#### [Exercise brief]
State how many lines of the records contain the string "explosion". Give the number alone.

[Records]
——————————

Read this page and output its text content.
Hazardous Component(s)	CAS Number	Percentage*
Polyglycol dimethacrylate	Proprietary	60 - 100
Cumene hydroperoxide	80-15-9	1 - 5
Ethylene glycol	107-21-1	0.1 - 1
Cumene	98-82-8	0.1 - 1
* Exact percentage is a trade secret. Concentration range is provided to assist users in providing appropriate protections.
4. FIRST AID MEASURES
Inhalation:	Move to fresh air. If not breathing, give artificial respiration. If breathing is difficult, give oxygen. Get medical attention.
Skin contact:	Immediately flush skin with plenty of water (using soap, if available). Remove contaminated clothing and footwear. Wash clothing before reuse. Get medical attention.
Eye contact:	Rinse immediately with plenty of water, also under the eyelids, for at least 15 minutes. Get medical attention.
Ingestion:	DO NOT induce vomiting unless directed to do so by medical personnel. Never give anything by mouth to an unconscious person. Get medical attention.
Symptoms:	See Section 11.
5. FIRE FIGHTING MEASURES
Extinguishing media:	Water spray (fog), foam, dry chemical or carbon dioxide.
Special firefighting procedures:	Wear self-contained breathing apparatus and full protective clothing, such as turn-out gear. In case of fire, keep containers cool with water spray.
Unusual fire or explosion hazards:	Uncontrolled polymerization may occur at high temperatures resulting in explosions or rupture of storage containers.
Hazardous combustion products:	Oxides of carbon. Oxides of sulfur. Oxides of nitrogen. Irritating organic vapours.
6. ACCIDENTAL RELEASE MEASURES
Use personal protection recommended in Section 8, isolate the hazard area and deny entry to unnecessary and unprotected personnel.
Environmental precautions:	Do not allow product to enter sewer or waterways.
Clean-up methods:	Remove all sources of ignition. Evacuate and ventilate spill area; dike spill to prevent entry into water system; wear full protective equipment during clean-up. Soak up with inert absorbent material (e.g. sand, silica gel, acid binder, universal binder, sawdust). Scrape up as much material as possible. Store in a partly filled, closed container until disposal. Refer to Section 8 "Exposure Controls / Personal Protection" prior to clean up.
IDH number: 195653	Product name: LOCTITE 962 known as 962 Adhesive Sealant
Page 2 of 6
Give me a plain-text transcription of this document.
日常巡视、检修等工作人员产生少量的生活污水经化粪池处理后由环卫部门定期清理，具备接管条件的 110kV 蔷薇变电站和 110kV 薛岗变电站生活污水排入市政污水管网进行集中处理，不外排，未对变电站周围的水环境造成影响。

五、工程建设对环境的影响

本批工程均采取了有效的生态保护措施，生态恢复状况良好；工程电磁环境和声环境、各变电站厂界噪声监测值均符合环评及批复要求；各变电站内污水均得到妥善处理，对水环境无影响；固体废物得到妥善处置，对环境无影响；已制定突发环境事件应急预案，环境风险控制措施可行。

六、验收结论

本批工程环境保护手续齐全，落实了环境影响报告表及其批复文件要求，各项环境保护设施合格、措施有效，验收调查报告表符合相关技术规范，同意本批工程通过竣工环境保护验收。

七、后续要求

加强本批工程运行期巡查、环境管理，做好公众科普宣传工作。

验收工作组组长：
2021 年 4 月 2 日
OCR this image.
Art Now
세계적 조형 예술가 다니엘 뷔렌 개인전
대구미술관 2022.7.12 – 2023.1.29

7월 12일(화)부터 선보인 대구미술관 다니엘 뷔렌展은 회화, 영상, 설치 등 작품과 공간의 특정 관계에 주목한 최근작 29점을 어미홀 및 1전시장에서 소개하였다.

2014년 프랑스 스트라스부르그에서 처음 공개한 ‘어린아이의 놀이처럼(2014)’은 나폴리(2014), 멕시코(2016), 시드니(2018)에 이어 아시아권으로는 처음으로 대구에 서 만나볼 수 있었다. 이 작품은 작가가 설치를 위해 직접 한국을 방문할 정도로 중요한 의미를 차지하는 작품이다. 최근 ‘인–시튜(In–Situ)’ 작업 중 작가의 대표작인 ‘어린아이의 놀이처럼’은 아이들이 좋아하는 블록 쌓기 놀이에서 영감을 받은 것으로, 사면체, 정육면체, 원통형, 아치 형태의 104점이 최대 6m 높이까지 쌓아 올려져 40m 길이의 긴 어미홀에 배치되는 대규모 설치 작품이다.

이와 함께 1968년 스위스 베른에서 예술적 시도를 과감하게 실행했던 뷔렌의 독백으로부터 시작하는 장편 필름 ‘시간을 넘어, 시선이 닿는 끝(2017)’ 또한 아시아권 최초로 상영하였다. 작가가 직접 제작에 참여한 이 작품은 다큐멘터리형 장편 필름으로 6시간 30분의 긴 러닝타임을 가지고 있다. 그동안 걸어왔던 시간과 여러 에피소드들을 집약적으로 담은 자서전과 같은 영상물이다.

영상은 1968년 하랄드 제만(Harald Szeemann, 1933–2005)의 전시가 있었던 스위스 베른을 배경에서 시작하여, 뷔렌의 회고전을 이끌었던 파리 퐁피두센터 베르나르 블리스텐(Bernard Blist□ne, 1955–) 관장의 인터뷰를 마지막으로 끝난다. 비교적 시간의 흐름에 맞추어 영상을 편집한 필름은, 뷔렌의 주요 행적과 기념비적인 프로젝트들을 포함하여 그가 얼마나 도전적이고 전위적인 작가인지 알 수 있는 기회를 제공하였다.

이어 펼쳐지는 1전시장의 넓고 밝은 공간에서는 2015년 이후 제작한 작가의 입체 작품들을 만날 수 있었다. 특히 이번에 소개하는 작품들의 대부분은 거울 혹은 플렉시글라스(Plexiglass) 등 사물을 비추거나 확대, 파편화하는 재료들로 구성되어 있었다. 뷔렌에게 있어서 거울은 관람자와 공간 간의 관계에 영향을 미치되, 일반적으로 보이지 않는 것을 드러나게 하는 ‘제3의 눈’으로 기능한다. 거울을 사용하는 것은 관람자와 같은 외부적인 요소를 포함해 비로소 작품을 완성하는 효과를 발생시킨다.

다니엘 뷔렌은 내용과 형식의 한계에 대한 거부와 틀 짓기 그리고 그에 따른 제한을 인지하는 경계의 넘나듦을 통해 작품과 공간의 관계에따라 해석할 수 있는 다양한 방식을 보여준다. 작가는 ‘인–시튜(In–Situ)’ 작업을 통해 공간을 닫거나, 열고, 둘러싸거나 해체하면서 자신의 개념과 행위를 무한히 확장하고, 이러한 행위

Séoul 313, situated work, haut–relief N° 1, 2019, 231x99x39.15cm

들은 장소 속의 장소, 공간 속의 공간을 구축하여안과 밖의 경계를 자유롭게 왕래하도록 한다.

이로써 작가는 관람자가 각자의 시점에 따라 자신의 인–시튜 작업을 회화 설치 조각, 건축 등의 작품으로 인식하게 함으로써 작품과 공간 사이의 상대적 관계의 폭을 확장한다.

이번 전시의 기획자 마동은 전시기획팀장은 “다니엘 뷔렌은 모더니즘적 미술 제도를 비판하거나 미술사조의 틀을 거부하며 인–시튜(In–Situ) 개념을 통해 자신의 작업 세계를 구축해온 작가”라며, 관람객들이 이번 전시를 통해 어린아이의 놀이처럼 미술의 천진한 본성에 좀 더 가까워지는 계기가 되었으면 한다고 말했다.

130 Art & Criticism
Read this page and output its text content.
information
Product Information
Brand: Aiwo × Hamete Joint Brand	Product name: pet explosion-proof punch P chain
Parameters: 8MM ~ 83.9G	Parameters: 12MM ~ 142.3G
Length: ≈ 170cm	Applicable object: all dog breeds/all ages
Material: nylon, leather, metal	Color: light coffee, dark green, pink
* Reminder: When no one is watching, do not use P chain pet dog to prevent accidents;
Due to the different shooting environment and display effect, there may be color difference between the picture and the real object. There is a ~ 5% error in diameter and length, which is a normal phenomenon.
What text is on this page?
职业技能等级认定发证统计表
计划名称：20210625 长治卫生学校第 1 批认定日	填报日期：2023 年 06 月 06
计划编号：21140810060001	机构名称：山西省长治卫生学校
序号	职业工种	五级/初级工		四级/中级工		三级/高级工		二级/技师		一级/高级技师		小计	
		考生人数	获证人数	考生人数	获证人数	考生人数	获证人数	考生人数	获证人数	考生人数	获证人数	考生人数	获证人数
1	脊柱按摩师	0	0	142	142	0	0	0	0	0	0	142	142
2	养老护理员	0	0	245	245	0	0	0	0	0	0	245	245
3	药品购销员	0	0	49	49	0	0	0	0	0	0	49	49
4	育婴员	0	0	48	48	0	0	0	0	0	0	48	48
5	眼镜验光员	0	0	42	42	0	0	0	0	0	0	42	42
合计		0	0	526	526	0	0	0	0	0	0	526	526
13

——————————

#### [Completed task]
2